* BEGIN *

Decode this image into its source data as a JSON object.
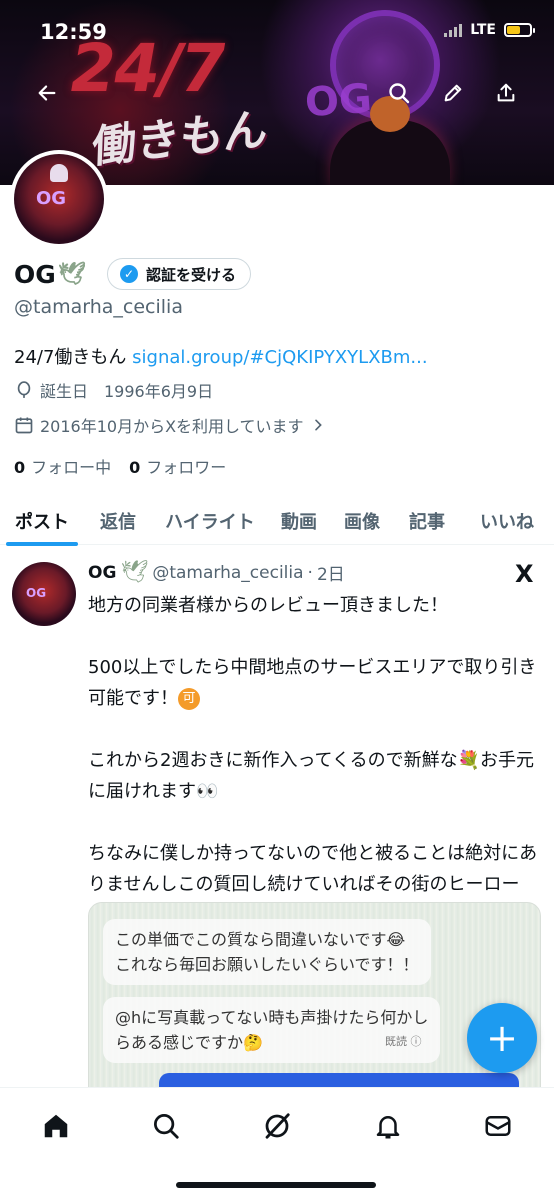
{
  "status_bar": {
    "time": "12:59",
    "network": "LTE",
    "battery_level": 0.6
  },
  "banner": {
    "title_number": "24/7",
    "title_text": "働きもん",
    "logo_text": "OG"
  },
  "profile": {
    "display_name": "OG",
    "name_emoji": "🕊",
    "verify_button_label": "認証を受ける",
    "handle": "@tamarha_cecilia",
    "bio_text": "24/7働きもん ",
    "bio_link": "signal.group/#CjQKIPYXYLXBm...",
    "birthday": "誕生日　1996年6月9日",
    "joined": "2016年10月からXを利用しています",
    "following_count": "0",
    "following_label": "フォロー中",
    "followers_count": "0",
    "followers_label": "フォロワー"
  },
  "tabs": [
    {
      "label": "ポスト",
      "active": true
    },
    {
      "label": "返信",
      "active": false
    },
    {
      "label": "ハイライト",
      "active": false
    },
    {
      "label": "動画",
      "active": false
    },
    {
      "label": "画像",
      "active": false
    },
    {
      "label": "記事",
      "active": false
    },
    {
      "label": "いいね",
      "active": false
    }
  ],
  "post": {
    "author_name": "OG",
    "author_emoji": "🕊",
    "author_handle": "@tamarha_cecilia",
    "time_sep": "·",
    "time": "2日",
    "line1": "地方の同業者様からのレビュー頂きました！",
    "line2a": "500以上でしたら中間地点のサービスエリアで取り引き可能です！",
    "badge": "可",
    "line3a": "これから2週おきに新作入ってくるので新鮮な💐お手元に届けれます👀",
    "line4": "ちなみに僕しか持ってないので他と被ることは絶対にありませんしこの質回し続けていればその街のヒーロー",
    "image_bubble1_line1": "この単価でこの質なら間違いないです😂",
    "image_bubble1_line2": "これなら毎回お願いしたいぐらいです！！",
    "image_bubble2_line1": "@hに写真載ってない時も声掛けたら何かし",
    "image_bubble2_line2": "らある感じですか🤔",
    "image_meta": "既読 ⓘ"
  },
  "fab_label": "+",
  "icons": {
    "back": "arrow-left-icon",
    "search": "search-icon",
    "edit": "pencil-icon",
    "share": "share-icon",
    "x_logo": "X"
  },
  "colors": {
    "accent": "#1d9bf0",
    "secondary_text": "#536471",
    "primary_text": "#0f1419"
  }
}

* END *

- [Exercise aim]
Print out the lines exactly, skipping any picture.

- [Correct response]
Decode this image into its source data as a JSON object.
{
  "status_bar": {
    "time": "12:59",
    "network": "LTE",
    "battery_level": 0.6
  },
  "banner": {
    "title_number": "24/7",
    "title_text": "働きもん",
    "logo_text": "OG"
  },
  "profile": {
    "display_name": "OG",
    "name_emoji": "🕊",
    "verify_button_label": "認証を受ける",
    "handle": "@tamarha_cecilia",
    "bio_text": "24/7働きもん ",
    "bio_link": "signal.group/#CjQKIPYXYLXBm...",
    "birthday": "誕生日　1996年6月9日",
    "joined": "2016年10月からXを利用しています",
    "following_count": "0",
    "following_label": "フォロー中",
    "followers_count": "0",
    "followers_label": "フォロワー"
  },
  "tabs": [
    {
      "label": "ポスト",
      "active": true
    },
    {
      "label": "返信",
      "active": false
    },
    {
      "label": "ハイライト",
      "active": false
    },
    {
      "label": "動画",
      "active": false
    },
    {
      "label": "画像",
      "active": false
    },
    {
      "label": "記事",
      "active": false
    },
    {
      "label": "いいね",
      "active": false
    }
  ],
  "post": {
    "author_name": "OG",
    "author_emoji": "🕊",
    "author_handle": "@tamarha_cecilia",
    "time_sep": "·",
    "time": "2日",
    "line1": "地方の同業者様からのレビュー頂きました！",
    "line2a": "500以上でしたら中間地点のサービスエリアで取り引き可能です！",
    "badge": "可",
    "line3a": "これから2週おきに新作入ってくるので新鮮な💐お手元に届けれます👀",
    "line4": "ちなみに僕しか持ってないので他と被ることは絶対にありませんしこの質回し続けていればその街のヒーロー",
    "image_bubble1_line1": "この単価でこの質なら間違いないです😂",
    "image_bubble1_line2": "これなら毎回お願いしたいぐらいです！！",
    "image_bubble2_line1": "@hに写真載ってない時も声掛けたら何かし",
    "image_bubble2_line2": "らある感じですか🤔",
    "image_meta": "既読 ⓘ"
  },
  "fab_label": "+",
  "icons": {
    "back": "arrow-left-icon",
    "search": "search-icon",
    "edit": "pencil-icon",
    "share": "share-icon",
    "x_logo": "X"
  },
  "colors": {
    "accent": "#1d9bf0",
    "secondary_text": "#536471",
    "primary_text": "#0f1419"
  }
}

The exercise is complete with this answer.